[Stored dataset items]
•••••

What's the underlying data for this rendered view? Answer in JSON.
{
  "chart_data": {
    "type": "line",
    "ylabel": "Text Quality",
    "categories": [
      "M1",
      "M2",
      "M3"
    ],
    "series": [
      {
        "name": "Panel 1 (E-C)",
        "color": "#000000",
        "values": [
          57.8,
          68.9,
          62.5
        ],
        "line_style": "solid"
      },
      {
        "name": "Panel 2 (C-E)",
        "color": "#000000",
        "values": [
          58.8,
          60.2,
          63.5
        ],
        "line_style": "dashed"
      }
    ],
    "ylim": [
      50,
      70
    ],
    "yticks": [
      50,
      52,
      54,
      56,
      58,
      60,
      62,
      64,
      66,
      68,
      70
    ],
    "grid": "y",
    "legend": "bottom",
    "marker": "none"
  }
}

•••••

Each record must be repeated exactly as it is.

WRITTEN RESPONSE
What's the underlying data for this rendered view? Answer in JSON.
{
  "chart_data": {
    "type": "line",
    "ylabel": "Text Quality",
    "categories": [
      "M1",
      "M2",
      "M3"
    ],
    "series": [
      {
        "name": "Panel 1 (E-C)",
        "color": "#000000",
        "values": [
          57.8,
          68.9,
          62.5
        ],
        "line_style": "solid"
      },
      {
        "name": "Panel 2 (C-E)",
        "color": "#000000",
        "values": [
          58.8,
          60.2,
          63.5
        ],
        "line_style": "dashed"
      }
    ],
    "ylim": [
      50,
      70
    ],
    "yticks": [
      50,
      52,
      54,
      56,
      58,
      60,
      62,
      64,
      66,
      68,
      70
    ],
    "grid": "y",
    "legend": "bottom",
    "marker": "none"
  }
}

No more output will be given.